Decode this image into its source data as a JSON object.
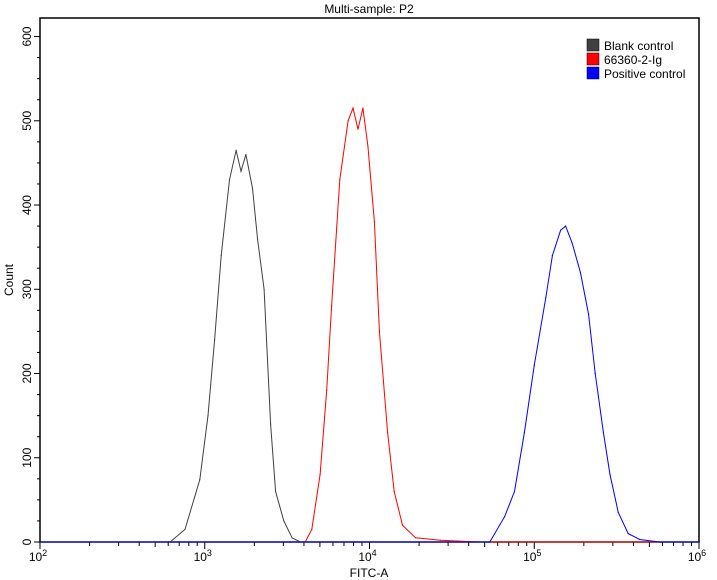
{
  "chart_data": {
    "type": "line",
    "title": "Multi-sample: P2",
    "xlabel": "FITC-A",
    "ylabel": "Count",
    "x_scale": "log10",
    "xlim_log10": [
      2,
      6
    ],
    "ylim": [
      0,
      622
    ],
    "x_ticks": [
      {
        "base": "10",
        "exp": "2",
        "v": 2
      },
      {
        "base": "10",
        "exp": "3",
        "v": 3
      },
      {
        "base": "10",
        "exp": "4",
        "v": 4
      },
      {
        "base": "10",
        "exp": "5",
        "v": 5
      },
      {
        "base": "10",
        "exp": "6",
        "v": 6
      }
    ],
    "y_ticks": [
      "0",
      "100",
      "200",
      "300",
      "400",
      "500",
      "600"
    ],
    "legend_position": "top-right",
    "series": [
      {
        "name": "Blank control",
        "color": "#404040",
        "x_log10": [
          2.79,
          2.88,
          2.97,
          3.02,
          3.06,
          3.1,
          3.15,
          3.19,
          3.22,
          3.25,
          3.29,
          3.32,
          3.36,
          3.4,
          3.43,
          3.48,
          3.53,
          3.58
        ],
        "values": [
          0,
          15,
          74,
          150,
          240,
          340,
          430,
          465,
          440,
          460,
          420,
          360,
          300,
          140,
          60,
          25,
          5,
          0
        ]
      },
      {
        "name": "66360-2-Ig",
        "color": "#ff0000",
        "x_log10": [
          3.61,
          3.65,
          3.7,
          3.74,
          3.77,
          3.82,
          3.87,
          3.9,
          3.93,
          3.96,
          3.99,
          4.03,
          4.06,
          4.11,
          4.15,
          4.2,
          4.28,
          4.43,
          4.67
        ],
        "values": [
          0,
          15,
          80,
          180,
          280,
          430,
          500,
          515,
          490,
          515,
          470,
          380,
          250,
          130,
          60,
          20,
          5,
          2,
          0
        ]
      },
      {
        "name": "Positive control",
        "color": "#0000ff",
        "x_log10": [
          4.73,
          4.82,
          4.88,
          4.94,
          5.0,
          5.07,
          5.11,
          5.16,
          5.19,
          5.23,
          5.28,
          5.33,
          5.37,
          5.42,
          5.46,
          5.51,
          5.57,
          5.64,
          5.76
        ],
        "values": [
          0,
          30,
          60,
          130,
          210,
          290,
          340,
          370,
          375,
          355,
          320,
          270,
          200,
          130,
          80,
          35,
          10,
          3,
          0
        ]
      }
    ]
  }
}
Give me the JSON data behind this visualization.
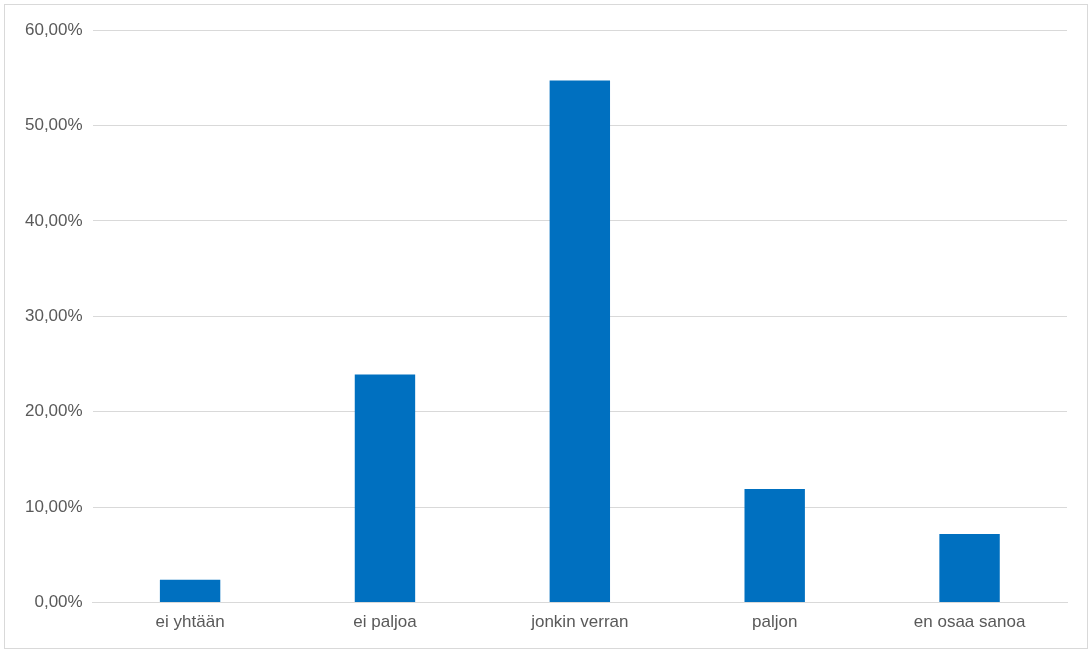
{
  "chart_data": {
    "type": "bar",
    "categories": [
      "ei yhtään",
      "ei paljoa",
      "jonkin verran",
      "paljon",
      "en osaa sanoa"
    ],
    "values": [
      2.4,
      23.9,
      54.7,
      11.9,
      7.2
    ],
    "color": "#0070c0",
    "ylim": [
      0,
      60
    ],
    "yticks": [
      {
        "value": 0,
        "label": "0,00%"
      },
      {
        "value": 10,
        "label": "10,00%"
      },
      {
        "value": 20,
        "label": "20,00%"
      },
      {
        "value": 30,
        "label": "30,00%"
      },
      {
        "value": 40,
        "label": "40,00%"
      },
      {
        "value": 50,
        "label": "50,00%"
      },
      {
        "value": 60,
        "label": "60,00%"
      }
    ],
    "grid": "y",
    "legend": false
  }
}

___

- [JOB]:
Print out the material word for word, omitting the pictures.

- [ANSWER TO THE PROBLEM]:
Decode this image into its source data as a JSON object.
{
  "chart_data": {
    "type": "line",
    "title": "Multi-sample: P2",
    "xlabel": "FITC-A",
    "ylabel": "Count",
    "x_scale": "log10",
    "xlim_log10": [
      2,
      6
    ],
    "ylim": [
      0,
      622
    ],
    "x_ticks": [
      {
        "base": "10",
        "exp": "2",
        "v": 2
      },
      {
        "base": "10",
        "exp": "3",
        "v": 3
      },
      {
        "base": "10",
        "exp": "4",
        "v": 4
      },
      {
        "base": "10",
        "exp": "5",
        "v": 5
      },
      {
        "base": "10",
        "exp": "6",
        "v": 6
      }
    ],
    "y_ticks": [
      "0",
      "100",
      "200",
      "300",
      "400",
      "500",
      "600"
    ],
    "legend_position": "top-right",
    "series": [
      {
        "name": "Blank control",
        "color": "#404040",
        "x_log10": [
          2.79,
          2.88,
          2.97,
          3.02,
          3.06,
          3.1,
          3.15,
          3.19,
          3.22,
          3.25,
          3.29,
          3.32,
          3.36,
          3.4,
          3.43,
          3.48,
          3.53,
          3.58
        ],
        "values": [
          0,
          15,
          74,
          150,
          240,
          340,
          430,
          465,
          440,
          460,
          420,
          360,
          300,
          140,
          60,
          25,
          5,
          0
        ]
      },
      {
        "name": "66360-2-Ig",
        "color": "#ff0000",
        "x_log10": [
          3.61,
          3.65,
          3.7,
          3.74,
          3.77,
          3.82,
          3.87,
          3.9,
          3.93,
          3.96,
          3.99,
          4.03,
          4.06,
          4.11,
          4.15,
          4.2,
          4.28,
          4.43,
          4.67
        ],
        "values": [
          0,
          15,
          80,
          180,
          280,
          430,
          500,
          515,
          490,
          515,
          470,
          380,
          250,
          130,
          60,
          20,
          5,
          2,
          0
        ]
      },
      {
        "name": "Positive control",
        "color": "#0000ff",
        "x_log10": [
          4.73,
          4.82,
          4.88,
          4.94,
          5.0,
          5.07,
          5.11,
          5.16,
          5.19,
          5.23,
          5.28,
          5.33,
          5.37,
          5.42,
          5.46,
          5.51,
          5.57,
          5.64,
          5.76
        ],
        "values": [
          0,
          30,
          60,
          130,
          210,
          290,
          340,
          370,
          375,
          355,
          320,
          270,
          200,
          130,
          80,
          35,
          10,
          3,
          0
        ]
      }
    ]
  }
}
Give me the JSON data behind this visualization.
{
  "chart_data": {
    "type": "bar",
    "categories": [
      "ei yhtään",
      "ei paljoa",
      "jonkin verran",
      "paljon",
      "en osaa sanoa"
    ],
    "values": [
      2.4,
      23.9,
      54.7,
      11.9,
      7.2
    ],
    "color": "#0070c0",
    "ylim": [
      0,
      60
    ],
    "yticks": [
      {
        "value": 0,
        "label": "0,00%"
      },
      {
        "value": 10,
        "label": "10,00%"
      },
      {
        "value": 20,
        "label": "20,00%"
      },
      {
        "value": 30,
        "label": "30,00%"
      },
      {
        "value": 40,
        "label": "40,00%"
      },
      {
        "value": 50,
        "label": "50,00%"
      },
      {
        "value": 60,
        "label": "60,00%"
      }
    ],
    "grid": "y",
    "legend": false
  }
}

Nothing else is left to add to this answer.